* Extracted entries
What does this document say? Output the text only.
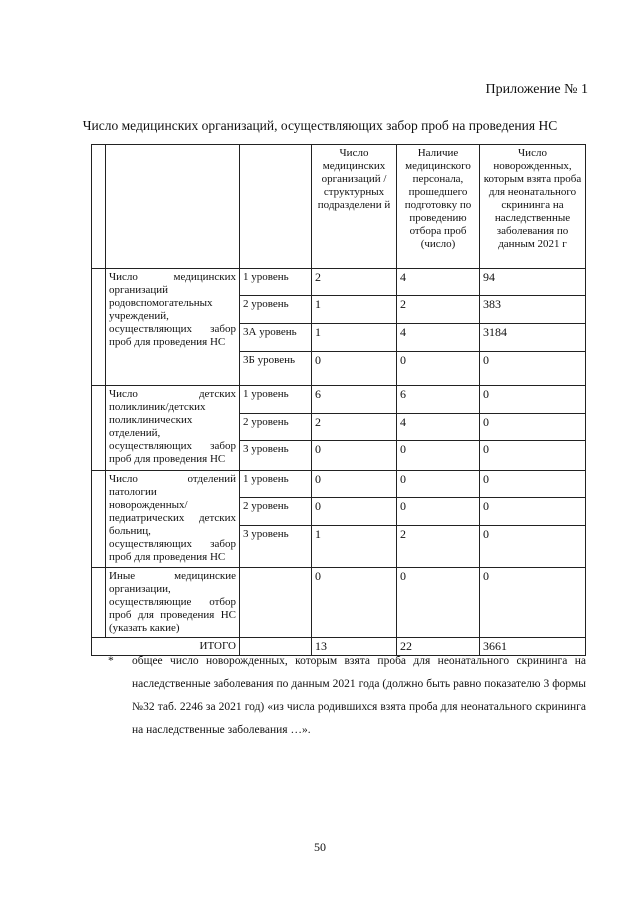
Приложение № 1
Число медицинских организаций, осуществляющих забор проб на проведения НС
			Число медицинских организаций /структурных подразделени й	Наличие медицинского персонала, прошедшего подготовку по проведению отбора проб (число)	Число новорожденных, которым взята проба для неонатального скрининга на наследственные заболевания по данным 2021 г
	Число медицинских организаций родовспомогательных учреждений, осуществляющих забор проб для проведения НС	1 уровень	2	4	94
		2 уровень	1	2	383
		3А уровень	1	4	3184
		3Б уровень	0	0	0
	Число детских поликлиник/детских поликлинических отделений, осуществляющих забор проб для проведения НС	1 уровень	6	6	0
		2 уровень	2	4	0
		3 уровень	0	0	0
	Число отделений патологии новорожденных/педиатрических детских больниц, осуществляющих забор проб для проведения НС	1 уровень	0	0	0
		2 уровень	0	0	0
		3 уровень	1	2	0
	Иные медицинские организации, осуществляющие отбор проб для проведения НС (указать какие)		0	0	0
ИТОГО			13	22	3661
*	общее число новорожденных, которым взята проба для неонатального скрининга на наследственные заболевания по данным 2021 года (должно быть равно показателю 3 формы №32 таб. 2246 за 2021 год) «из числа родившихся взята проба для неонатального скрининга на наследственные заболевания …».
50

* Brief
Pull every line containing the word "отделений" out of the entries above.

* Exercise output
	Число детских поликлиник/детских поликлинических отделений, осуществляющих забор проб для проведения НС	1 уровень	6	6	0
	Число отделений патологии новорожденных/педиатрических детских больниц, осуществляющих забор проб для проведения НС	1 уровень	0	0	0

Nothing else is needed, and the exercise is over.